■ **WHAT THE TASK REQUIRES**
Search the records for the word "портфелями" and report each line that has it.

## Start EXCERPTED DATA

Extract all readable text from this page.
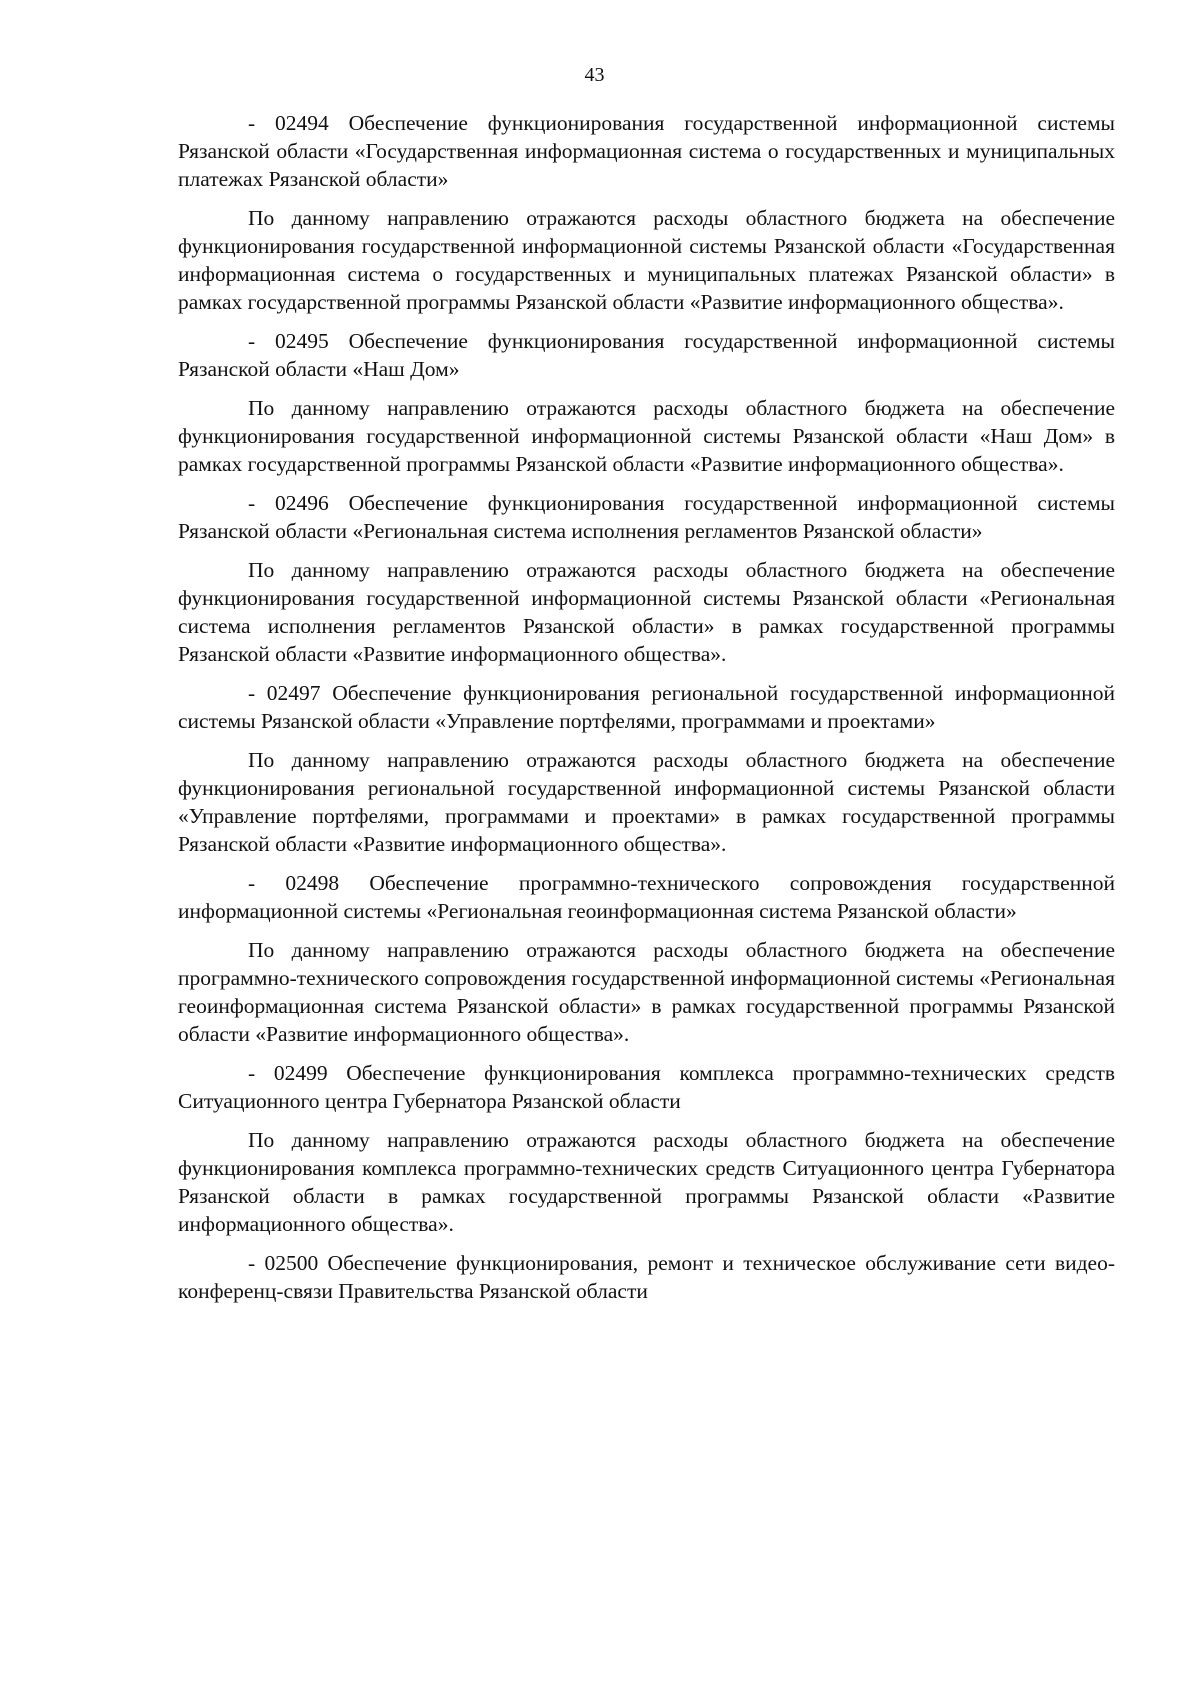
43

- 02494 Обеспечение функционирования государственной информационной системы Рязанской области «Государственная информационная система о государственных и муниципальных платежах Рязанской области»

По данному направлению отражаются расходы областного бюджета на обеспечение функционирования государственной информационной системы Рязанской области «Государственная информационная система о государственных и муниципальных платежах Рязанской области» в рамках государственной программы Рязанской области «Развитие информационного общества».

- 02495 Обеспечение функционирования государственной информационной системы Рязанской области «Наш Дом»

По данному направлению отражаются расходы областного бюджета на обеспечение функционирования государственной информационной системы Рязанской области «Наш Дом» в рамках государственной программы Рязанской области «Развитие информационного общества».

- 02496 Обеспечение функционирования государственной информационной системы Рязанской области «Региональная система исполнения регламентов Рязанской области»

По данному направлению отражаются расходы областного бюджета на обеспечение функционирования государственной информационной системы Рязанской области «Региональная система исполнения регламентов Рязанской области» в рамках государственной программы Рязанской области «Развитие информационного общества».

- 02497 Обеспечение функционирования региональной государственной информационной системы Рязанской области «Управление портфелями, программами и проектами»

По данному направлению отражаются расходы областного бюджета на обеспечение функционирования региональной государственной информационной системы Рязанской области «Управление портфелями, программами и проектами» в рамках государственной программы Рязанской области «Развитие информационного общества».

- 02498 Обеспечение программно-технического сопровождения государственной информационной системы «Региональная геоинформационная система Рязанской области»

По данному направлению отражаются расходы областного бюджета на обеспечение программно-технического сопровождения государственной информационной системы «Региональная геоинформационная система Рязанской области» в рамках государственной программы Рязанской области «Развитие информационного общества».

- 02499 Обеспечение функционирования комплекса программно-технических средств Ситуационного центра Губернатора Рязанской области

По данному направлению отражаются расходы областного бюджета на обеспечение функционирования комплекса программно-технических средств Ситуационного центра Губернатора Рязанской области в рамках государственной программы Рязанской области «Развитие информационного общества».

- 02500 Обеспечение функционирования, ремонт и техническое обслуживание сети видео-конференц-связи Правительства Рязанской области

## End EXCERPTED DATA

■ **REPLY TO THE EXERCISE**
- 02497 Обеспечение функционирования региональной государственной информационной системы Рязанской области «Управление портфелями, программами и проектами»
По данному направлению отражаются расходы областного бюджета на обеспечение функционирования региональной государственной информационной системы Рязанской области «Управление портфелями, программами и проектами» в рамках государственной программы Рязанской области «Развитие информационного общества».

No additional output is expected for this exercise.